[Begin Extracted records]

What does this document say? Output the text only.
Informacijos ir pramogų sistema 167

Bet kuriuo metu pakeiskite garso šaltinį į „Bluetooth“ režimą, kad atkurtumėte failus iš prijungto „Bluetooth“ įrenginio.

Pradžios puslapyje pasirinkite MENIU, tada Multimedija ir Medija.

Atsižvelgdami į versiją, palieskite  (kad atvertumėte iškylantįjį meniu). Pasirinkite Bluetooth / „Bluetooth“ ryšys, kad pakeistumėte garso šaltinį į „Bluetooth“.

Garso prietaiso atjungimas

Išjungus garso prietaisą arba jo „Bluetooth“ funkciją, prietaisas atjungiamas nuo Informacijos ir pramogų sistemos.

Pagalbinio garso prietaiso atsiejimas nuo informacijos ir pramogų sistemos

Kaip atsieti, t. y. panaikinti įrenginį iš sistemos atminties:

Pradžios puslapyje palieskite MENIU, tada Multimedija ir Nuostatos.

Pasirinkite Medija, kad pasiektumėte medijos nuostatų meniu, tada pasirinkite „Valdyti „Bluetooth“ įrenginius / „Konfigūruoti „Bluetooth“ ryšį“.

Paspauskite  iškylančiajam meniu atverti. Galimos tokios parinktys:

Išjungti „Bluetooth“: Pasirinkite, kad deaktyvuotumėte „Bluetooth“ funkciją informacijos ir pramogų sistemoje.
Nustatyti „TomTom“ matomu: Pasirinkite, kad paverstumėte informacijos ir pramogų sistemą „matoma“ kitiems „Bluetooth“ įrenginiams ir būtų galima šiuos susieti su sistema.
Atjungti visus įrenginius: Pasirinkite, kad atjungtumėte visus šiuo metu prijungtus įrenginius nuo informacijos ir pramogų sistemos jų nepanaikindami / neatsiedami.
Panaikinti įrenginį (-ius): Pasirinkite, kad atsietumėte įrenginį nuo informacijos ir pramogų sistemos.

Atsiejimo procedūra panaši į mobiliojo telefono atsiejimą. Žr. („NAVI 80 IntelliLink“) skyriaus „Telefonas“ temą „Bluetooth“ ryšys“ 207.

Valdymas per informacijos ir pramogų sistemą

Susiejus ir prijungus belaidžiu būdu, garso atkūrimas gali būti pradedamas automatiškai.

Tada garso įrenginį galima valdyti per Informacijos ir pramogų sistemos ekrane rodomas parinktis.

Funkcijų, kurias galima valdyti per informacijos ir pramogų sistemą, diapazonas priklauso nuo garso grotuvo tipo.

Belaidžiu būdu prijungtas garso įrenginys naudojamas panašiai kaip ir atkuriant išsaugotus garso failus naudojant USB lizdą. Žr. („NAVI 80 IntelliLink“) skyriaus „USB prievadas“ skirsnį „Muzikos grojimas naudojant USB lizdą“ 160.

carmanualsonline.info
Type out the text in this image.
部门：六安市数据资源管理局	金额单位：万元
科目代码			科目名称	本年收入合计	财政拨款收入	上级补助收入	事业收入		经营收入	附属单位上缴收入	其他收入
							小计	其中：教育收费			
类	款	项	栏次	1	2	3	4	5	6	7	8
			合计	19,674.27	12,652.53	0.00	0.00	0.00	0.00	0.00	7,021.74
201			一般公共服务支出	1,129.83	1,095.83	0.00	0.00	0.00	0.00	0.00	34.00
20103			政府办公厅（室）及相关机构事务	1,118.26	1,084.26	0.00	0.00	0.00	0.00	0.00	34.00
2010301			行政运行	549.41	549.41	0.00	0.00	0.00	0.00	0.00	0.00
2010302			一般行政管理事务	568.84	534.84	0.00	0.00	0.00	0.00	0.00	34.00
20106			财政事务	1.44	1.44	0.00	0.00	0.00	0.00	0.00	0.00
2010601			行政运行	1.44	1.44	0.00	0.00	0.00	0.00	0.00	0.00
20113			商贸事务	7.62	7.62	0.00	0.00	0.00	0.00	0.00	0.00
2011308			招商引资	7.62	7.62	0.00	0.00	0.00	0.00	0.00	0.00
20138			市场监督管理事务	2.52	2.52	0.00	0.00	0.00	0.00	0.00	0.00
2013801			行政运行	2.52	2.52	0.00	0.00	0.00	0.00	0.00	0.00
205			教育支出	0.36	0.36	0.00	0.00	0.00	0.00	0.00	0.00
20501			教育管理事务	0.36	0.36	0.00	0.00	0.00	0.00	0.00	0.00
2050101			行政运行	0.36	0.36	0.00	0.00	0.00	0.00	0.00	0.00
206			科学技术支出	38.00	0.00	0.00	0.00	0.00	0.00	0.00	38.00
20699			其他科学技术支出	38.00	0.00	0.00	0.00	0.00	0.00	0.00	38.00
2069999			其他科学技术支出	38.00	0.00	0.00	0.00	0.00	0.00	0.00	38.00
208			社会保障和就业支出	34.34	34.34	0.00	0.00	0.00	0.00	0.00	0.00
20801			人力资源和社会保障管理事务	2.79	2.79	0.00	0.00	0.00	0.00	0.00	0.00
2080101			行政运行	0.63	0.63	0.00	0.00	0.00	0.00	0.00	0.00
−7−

[End Extracted records]

Problem
In the records above, collect each line with "metu".

The completed task
Bet kuriuo metu pakeiskite garso šaltinį į „Bluetooth“ režimą, kad atkurtumėte failus iš prijungto „Bluetooth“ įrenginio.
Atjungti visus įrenginius: Pasirinkite, kad atjungtumėte visus šiuo metu prijungtus įrenginius nuo informacijos ir pramogų sistemos jų nepanaikindami / neatsiedami.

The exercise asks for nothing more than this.